(Given records):
· · · · · · ·

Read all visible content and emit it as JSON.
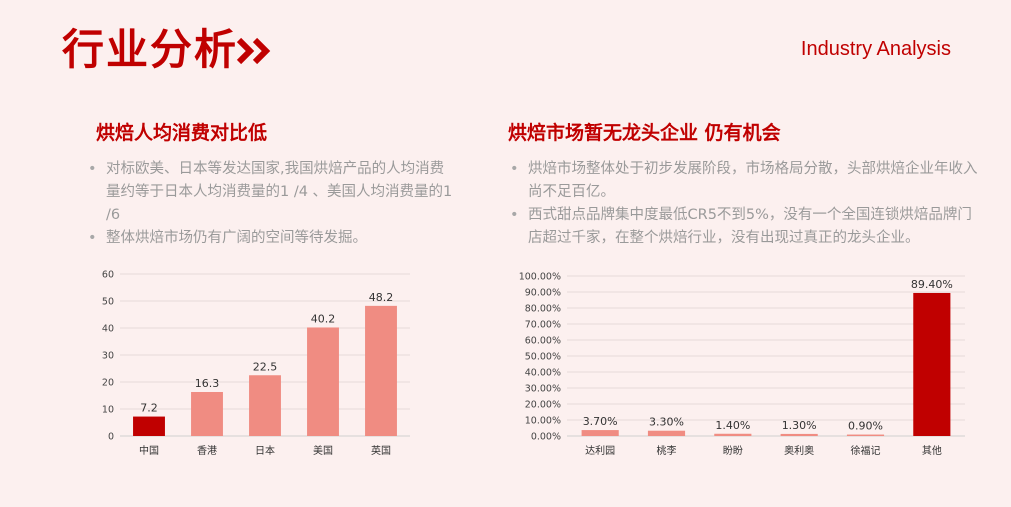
{
  "header": {
    "title": "行业分析",
    "subtitle": "Industry Analysis"
  },
  "left": {
    "heading": "烘焙人均消费对比低",
    "bullets": [
      "对标欧美、日本等发达国家,我国烘焙产品的人均消费量约等于日本人均消费量的1 /4 、美国人均消费量的1 /6",
      "整体烘焙市场仍有广阔的空间等待发掘。"
    ]
  },
  "right": {
    "heading": "烘焙市场暂无龙头企业 仍有机会",
    "bullets": [
      "烘焙市场整体处于初步发展阶段，市场格局分散，头部烘焙企业年收入尚不足百亿。",
      "西式甜点品牌集中度最低CR5不到5%，没有一个全国连锁烘焙品牌门店超过千家，在整个烘焙行业，没有出现过真正的龙头企业。"
    ]
  },
  "chart_data": [
    {
      "type": "bar",
      "categories": [
        "中国",
        "香港",
        "日本",
        "美国",
        "英国"
      ],
      "values": [
        7.2,
        16.3,
        22.5,
        40.2,
        48.2
      ],
      "value_labels": [
        "7.2",
        "16.3",
        "22.5",
        "40.2",
        "48.2"
      ],
      "y_ticks": [
        "0",
        "10",
        "20",
        "30",
        "40",
        "50",
        "60"
      ],
      "ylim": [
        0,
        60
      ],
      "colors": [
        "#c00000",
        "#f08c82",
        "#f08c82",
        "#f08c82",
        "#f08c82"
      ],
      "grid": true
    },
    {
      "type": "bar",
      "categories": [
        "达利园",
        "桃李",
        "盼盼",
        "奥利奥",
        "徐福记",
        "其他"
      ],
      "values": [
        3.7,
        3.3,
        1.4,
        1.3,
        0.9,
        89.4
      ],
      "value_labels": [
        "3.70%",
        "3.30%",
        "1.40%",
        "1.30%",
        "0.90%",
        "89.40%"
      ],
      "y_ticks": [
        "0.00%",
        "10.00%",
        "20.00%",
        "30.00%",
        "40.00%",
        "50.00%",
        "60.00%",
        "70.00%",
        "80.00%",
        "90.00%",
        "100.00%"
      ],
      "ylim": [
        0,
        100
      ],
      "colors": [
        "#f08c82",
        "#f08c82",
        "#f08c82",
        "#f08c82",
        "#f08c82",
        "#c00000"
      ],
      "grid": true
    }
  ]
}
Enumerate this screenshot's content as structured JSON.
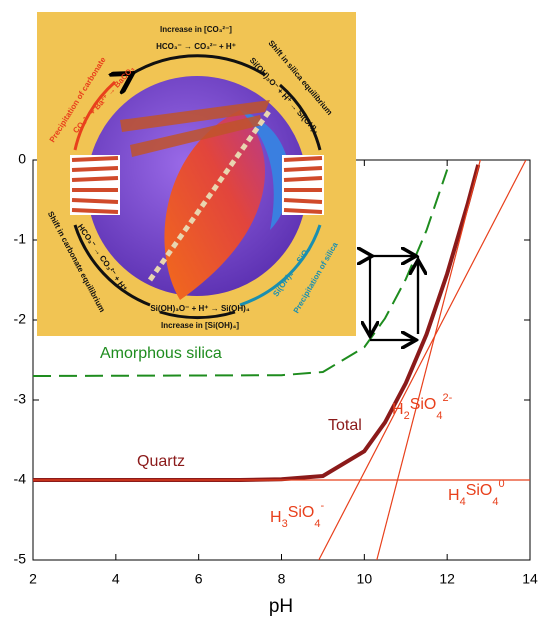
{
  "chart_data": {
    "type": "line",
    "xlabel": "pH",
    "xlim": [
      2,
      14
    ],
    "xticks": [
      2,
      4,
      6,
      8,
      10,
      12,
      14
    ],
    "ylim": [
      -5,
      0
    ],
    "yticks": [
      0,
      -1,
      -2,
      -3,
      -4,
      -5
    ],
    "series": [
      {
        "color": "#1e8c1e",
        "dashed": true,
        "x": [
          2,
          8,
          9,
          10,
          10.5,
          11,
          11.5,
          12
        ],
        "values": [
          -2.7,
          -2.69,
          -2.65,
          -2.34,
          -1.98,
          -1.49,
          -0.88,
          -0.12
        ]
      },
      {
        "color": "#8b1a1a",
        "dashed": false,
        "x": [
          2,
          7,
          8,
          9,
          10,
          10.5,
          11,
          11.5,
          12,
          12.5,
          12.75
        ],
        "values": [
          -4,
          -4,
          -3.99,
          -3.95,
          -3.64,
          -3.28,
          -2.79,
          -2.18,
          -1.42,
          -0.54,
          -0.06
        ]
      },
      {
        "color": "#e8401c",
        "dashed": false,
        "x": [
          2,
          14
        ],
        "values": [
          -4,
          -4
        ]
      },
      {
        "color": "#e8401c",
        "dashed": false,
        "x": [
          8.9,
          13.9
        ],
        "values": [
          -5,
          0
        ]
      },
      {
        "color": "#e8401c",
        "dashed": false,
        "x": [
          10.3,
          12.8
        ],
        "values": [
          -5,
          0
        ]
      }
    ],
    "annotations": [
      {
        "text": "Amorphous silica",
        "color": "#1e8c1e"
      },
      {
        "text": "Quartz",
        "color": "#8b1a1a"
      },
      {
        "text": "Total",
        "color": "#8b1a1a"
      },
      {
        "text": [
          "H",
          "2",
          "SiO",
          "4",
          "2-"
        ],
        "color": "#e8401c"
      },
      {
        "text": [
          "H",
          "4",
          "SiO",
          "4",
          "0"
        ],
        "color": "#e8401c"
      },
      {
        "text": [
          "H",
          "3",
          "SiO",
          "4",
          "-"
        ],
        "color": "#e8401c"
      }
    ]
  },
  "inset": {
    "texts": [
      "Increase in [CO₃²⁻]",
      "HCO₃⁻ → CO₃²⁻ + H⁺",
      "Shift in silica equilibrium",
      "Si(OH)₃O⁻ + H⁺ → Si(OH)₄",
      "Precipitation of carbonate",
      "CO₃²⁻ + Ba²⁺ → BaCO₃",
      "Shift in carbonate equilibrium",
      "HCO₃⁻ → CO₃²⁻ + H⁺",
      "Si(OH)₃O⁻ + H⁺ → Si(OH)₄",
      "Increase in [Si(OH)₄]",
      "Si(OH)₄ → SiO₂",
      "Precipitation of silica"
    ]
  }
}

· · · · · · ·

(Written request):
Repeat the records in full, exactly as they appear, without the pictures.

(Result of the task):
Read all visible content and emit it as JSON.
{
  "header": {
    "title": "行业分析",
    "subtitle": "Industry Analysis"
  },
  "left": {
    "heading": "烘焙人均消费对比低",
    "bullets": [
      "对标欧美、日本等发达国家,我国烘焙产品的人均消费量约等于日本人均消费量的1 /4 、美国人均消费量的1 /6",
      "整体烘焙市场仍有广阔的空间等待发掘。"
    ]
  },
  "right": {
    "heading": "烘焙市场暂无龙头企业 仍有机会",
    "bullets": [
      "烘焙市场整体处于初步发展阶段，市场格局分散，头部烘焙企业年收入尚不足百亿。",
      "西式甜点品牌集中度最低CR5不到5%，没有一个全国连锁烘焙品牌门店超过千家，在整个烘焙行业，没有出现过真正的龙头企业。"
    ]
  },
  "chart_data": [
    {
      "type": "bar",
      "categories": [
        "中国",
        "香港",
        "日本",
        "美国",
        "英国"
      ],
      "values": [
        7.2,
        16.3,
        22.5,
        40.2,
        48.2
      ],
      "value_labels": [
        "7.2",
        "16.3",
        "22.5",
        "40.2",
        "48.2"
      ],
      "y_ticks": [
        "0",
        "10",
        "20",
        "30",
        "40",
        "50",
        "60"
      ],
      "ylim": [
        0,
        60
      ],
      "colors": [
        "#c00000",
        "#f08c82",
        "#f08c82",
        "#f08c82",
        "#f08c82"
      ],
      "grid": true
    },
    {
      "type": "bar",
      "categories": [
        "达利园",
        "桃李",
        "盼盼",
        "奥利奥",
        "徐福记",
        "其他"
      ],
      "values": [
        3.7,
        3.3,
        1.4,
        1.3,
        0.9,
        89.4
      ],
      "value_labels": [
        "3.70%",
        "3.30%",
        "1.40%",
        "1.30%",
        "0.90%",
        "89.40%"
      ],
      "y_ticks": [
        "0.00%",
        "10.00%",
        "20.00%",
        "30.00%",
        "40.00%",
        "50.00%",
        "60.00%",
        "70.00%",
        "80.00%",
        "90.00%",
        "100.00%"
      ],
      "ylim": [
        0,
        100
      ],
      "colors": [
        "#f08c82",
        "#f08c82",
        "#f08c82",
        "#f08c82",
        "#f08c82",
        "#c00000"
      ],
      "grid": true
    }
  ]
}
Enumerate this screenshot's content as structured JSON.
{
  "chart_data": {
    "type": "line",
    "xlabel": "pH",
    "xlim": [
      2,
      14
    ],
    "xticks": [
      2,
      4,
      6,
      8,
      10,
      12,
      14
    ],
    "ylim": [
      -5,
      0
    ],
    "yticks": [
      0,
      -1,
      -2,
      -3,
      -4,
      -5
    ],
    "series": [
      {
        "color": "#1e8c1e",
        "dashed": true,
        "x": [
          2,
          8,
          9,
          10,
          10.5,
          11,
          11.5,
          12
        ],
        "values": [
          -2.7,
          -2.69,
          -2.65,
          -2.34,
          -1.98,
          -1.49,
          -0.88,
          -0.12
        ]
      },
      {
        "color": "#8b1a1a",
        "dashed": false,
        "x": [
          2,
          7,
          8,
          9,
          10,
          10.5,
          11,
          11.5,
          12,
          12.5,
          12.75
        ],
        "values": [
          -4,
          -4,
          -3.99,
          -3.95,
          -3.64,
          -3.28,
          -2.79,
          -2.18,
          -1.42,
          -0.54,
          -0.06
        ]
      },
      {
        "color": "#e8401c",
        "dashed": false,
        "x": [
          2,
          14
        ],
        "values": [
          -4,
          -4
        ]
      },
      {
        "color": "#e8401c",
        "dashed": false,
        "x": [
          8.9,
          13.9
        ],
        "values": [
          -5,
          0
        ]
      },
      {
        "color": "#e8401c",
        "dashed": false,
        "x": [
          10.3,
          12.8
        ],
        "values": [
          -5,
          0
        ]
      }
    ],
    "annotations": [
      {
        "text": "Amorphous silica",
        "color": "#1e8c1e"
      },
      {
        "text": "Quartz",
        "color": "#8b1a1a"
      },
      {
        "text": "Total",
        "color": "#8b1a1a"
      },
      {
        "text": [
          "H",
          "2",
          "SiO",
          "4",
          "2-"
        ],
        "color": "#e8401c"
      },
      {
        "text": [
          "H",
          "4",
          "SiO",
          "4",
          "0"
        ],
        "color": "#e8401c"
      },
      {
        "text": [
          "H",
          "3",
          "SiO",
          "4",
          "-"
        ],
        "color": "#e8401c"
      }
    ]
  },
  "inset": {
    "texts": [
      "Increase in [CO₃²⁻]",
      "HCO₃⁻ → CO₃²⁻ + H⁺",
      "Shift in silica equilibrium",
      "Si(OH)₃O⁻ + H⁺ → Si(OH)₄",
      "Precipitation of carbonate",
      "CO₃²⁻ + Ba²⁺ → BaCO₃",
      "Shift in carbonate equilibrium",
      "HCO₃⁻ → CO₃²⁻ + H⁺",
      "Si(OH)₃O⁻ + H⁺ → Si(OH)₄",
      "Increase in [Si(OH)₄]",
      "Si(OH)₄ → SiO₂",
      "Precipitation of silica"
    ]
  }
}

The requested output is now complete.